▶ [Exercise brief] Return the material below in full and exactly.

▶ [Data extract]
------------------------------------

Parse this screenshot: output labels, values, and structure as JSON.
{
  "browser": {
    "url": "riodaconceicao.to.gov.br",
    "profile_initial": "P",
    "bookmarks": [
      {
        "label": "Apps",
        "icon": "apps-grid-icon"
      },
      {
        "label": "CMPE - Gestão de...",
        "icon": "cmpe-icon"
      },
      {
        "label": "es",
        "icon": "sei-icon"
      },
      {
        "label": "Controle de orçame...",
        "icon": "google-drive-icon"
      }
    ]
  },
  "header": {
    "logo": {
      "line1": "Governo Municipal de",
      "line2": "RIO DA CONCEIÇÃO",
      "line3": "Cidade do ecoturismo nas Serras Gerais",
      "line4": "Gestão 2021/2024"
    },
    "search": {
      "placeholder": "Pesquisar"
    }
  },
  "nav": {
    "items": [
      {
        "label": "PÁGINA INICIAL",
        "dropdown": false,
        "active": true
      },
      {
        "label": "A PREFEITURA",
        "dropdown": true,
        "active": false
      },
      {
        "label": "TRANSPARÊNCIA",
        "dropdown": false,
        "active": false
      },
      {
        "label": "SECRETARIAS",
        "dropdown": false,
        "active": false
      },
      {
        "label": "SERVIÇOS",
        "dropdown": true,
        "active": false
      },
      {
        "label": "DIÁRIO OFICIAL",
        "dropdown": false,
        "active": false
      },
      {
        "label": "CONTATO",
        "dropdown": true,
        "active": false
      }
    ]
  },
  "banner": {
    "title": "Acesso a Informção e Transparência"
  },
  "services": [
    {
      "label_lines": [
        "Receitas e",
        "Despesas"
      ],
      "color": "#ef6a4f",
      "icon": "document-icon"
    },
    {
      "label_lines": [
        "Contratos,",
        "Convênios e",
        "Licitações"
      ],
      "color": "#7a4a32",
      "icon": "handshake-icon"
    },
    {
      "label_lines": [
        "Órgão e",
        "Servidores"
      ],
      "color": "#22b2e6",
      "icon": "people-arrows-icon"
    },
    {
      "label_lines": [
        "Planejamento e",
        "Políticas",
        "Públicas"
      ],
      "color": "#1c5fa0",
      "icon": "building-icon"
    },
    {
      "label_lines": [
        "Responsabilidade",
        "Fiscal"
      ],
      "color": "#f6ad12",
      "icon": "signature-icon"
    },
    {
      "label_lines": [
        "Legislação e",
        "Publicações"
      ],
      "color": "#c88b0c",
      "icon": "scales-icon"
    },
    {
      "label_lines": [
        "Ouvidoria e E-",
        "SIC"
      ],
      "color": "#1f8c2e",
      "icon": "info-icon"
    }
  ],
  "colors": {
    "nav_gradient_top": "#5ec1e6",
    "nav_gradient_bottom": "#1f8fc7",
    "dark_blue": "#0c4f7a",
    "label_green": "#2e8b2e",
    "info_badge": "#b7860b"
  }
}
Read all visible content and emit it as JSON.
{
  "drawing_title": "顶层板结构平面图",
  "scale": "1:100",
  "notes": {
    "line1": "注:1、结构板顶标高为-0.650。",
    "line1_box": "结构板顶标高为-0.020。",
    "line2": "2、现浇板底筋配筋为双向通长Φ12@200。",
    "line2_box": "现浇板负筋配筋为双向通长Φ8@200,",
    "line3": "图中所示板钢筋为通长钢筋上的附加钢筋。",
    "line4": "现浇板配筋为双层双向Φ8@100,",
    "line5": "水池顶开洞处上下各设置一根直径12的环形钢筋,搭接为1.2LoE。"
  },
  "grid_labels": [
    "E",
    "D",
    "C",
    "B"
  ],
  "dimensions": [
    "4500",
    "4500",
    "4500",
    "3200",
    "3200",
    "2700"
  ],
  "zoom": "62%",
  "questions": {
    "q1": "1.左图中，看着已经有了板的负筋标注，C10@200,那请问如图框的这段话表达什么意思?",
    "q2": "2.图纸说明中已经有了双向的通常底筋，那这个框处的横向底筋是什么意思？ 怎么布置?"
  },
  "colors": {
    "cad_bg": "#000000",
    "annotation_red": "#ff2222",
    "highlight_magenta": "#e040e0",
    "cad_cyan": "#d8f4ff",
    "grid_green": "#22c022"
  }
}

------------------------------------

▶ [Solution for this exercise]
Parse this screenshot: output labels, values, and structure as JSON.
{
  "browser": {
    "url": "riodaconceicao.to.gov.br",
    "profile_initial": "P",
    "bookmarks": [
      {
        "label": "Apps",
        "icon": "apps-grid-icon"
      },
      {
        "label": "CMPE - Gestão de...",
        "icon": "cmpe-icon"
      },
      {
        "label": "es",
        "icon": "sei-icon"
      },
      {
        "label": "Controle de orçame...",
        "icon": "google-drive-icon"
      }
    ]
  },
  "header": {
    "logo": {
      "line1": "Governo Municipal de",
      "line2": "RIO DA CONCEIÇÃO",
      "line3": "Cidade do ecoturismo nas Serras Gerais",
      "line4": "Gestão 2021/2024"
    },
    "search": {
      "placeholder": "Pesquisar"
    }
  },
  "nav": {
    "items": [
      {
        "label": "PÁGINA INICIAL",
        "dropdown": false,
        "active": true
      },
      {
        "label": "A PREFEITURA",
        "dropdown": true,
        "active": false
      },
      {
        "label": "TRANSPARÊNCIA",
        "dropdown": false,
        "active": false
      },
      {
        "label": "SECRETARIAS",
        "dropdown": false,
        "active": false
      },
      {
        "label": "SERVIÇOS",
        "dropdown": true,
        "active": false
      },
      {
        "label": "DIÁRIO OFICIAL",
        "dropdown": false,
        "active": false
      },
      {
        "label": "CONTATO",
        "dropdown": true,
        "active": false
      }
    ]
  },
  "banner": {
    "title": "Acesso a Informção e Transparência"
  },
  "services": [
    {
      "label_lines": [
        "Receitas e",
        "Despesas"
      ],
      "color": "#ef6a4f",
      "icon": "document-icon"
    },
    {
      "label_lines": [
        "Contratos,",
        "Convênios e",
        "Licitações"
      ],
      "color": "#7a4a32",
      "icon": "handshake-icon"
    },
    {
      "label_lines": [
        "Órgão e",
        "Servidores"
      ],
      "color": "#22b2e6",
      "icon": "people-arrows-icon"
    },
    {
      "label_lines": [
        "Planejamento e",
        "Políticas",
        "Públicas"
      ],
      "color": "#1c5fa0",
      "icon": "building-icon"
    },
    {
      "label_lines": [
        "Responsabilidade",
        "Fiscal"
      ],
      "color": "#f6ad12",
      "icon": "signature-icon"
    },
    {
      "label_lines": [
        "Legislação e",
        "Publicações"
      ],
      "color": "#c88b0c",
      "icon": "scales-icon"
    },
    {
      "label_lines": [
        "Ouvidoria e E-",
        "SIC"
      ],
      "color": "#1f8c2e",
      "icon": "info-icon"
    }
  ],
  "colors": {
    "nav_gradient_top": "#5ec1e6",
    "nav_gradient_bottom": "#1f8fc7",
    "dark_blue": "#0c4f7a",
    "label_green": "#2e8b2e",
    "info_badge": "#b7860b"
  }
}
Read all visible content and emit it as JSON.
{
  "drawing_title": "顶层板结构平面图",
  "scale": "1:100",
  "notes": {
    "line1": "注:1、结构板顶标高为-0.650。",
    "line1_box": "结构板顶标高为-0.020。",
    "line2": "2、现浇板底筋配筋为双向通长Φ12@200。",
    "line2_box": "现浇板负筋配筋为双向通长Φ8@200,",
    "line3": "图中所示板钢筋为通长钢筋上的附加钢筋。",
    "line4": "现浇板配筋为双层双向Φ8@100,",
    "line5": "水池顶开洞处上下各设置一根直径12的环形钢筋,搭接为1.2LoE。"
  },
  "grid_labels": [
    "E",
    "D",
    "C",
    "B"
  ],
  "dimensions": [
    "4500",
    "4500",
    "4500",
    "3200",
    "3200",
    "2700"
  ],
  "zoom": "62%",
  "questions": {
    "q1": "1.左图中，看着已经有了板的负筋标注，C10@200,那请问如图框的这段话表达什么意思?",
    "q2": "2.图纸说明中已经有了双向的通常底筋，那这个框处的横向底筋是什么意思？ 怎么布置?"
  },
  "colors": {
    "cad_bg": "#000000",
    "annotation_red": "#ff2222",
    "highlight_magenta": "#e040e0",
    "cad_cyan": "#d8f4ff",
    "grid_green": "#22c022"
  }
}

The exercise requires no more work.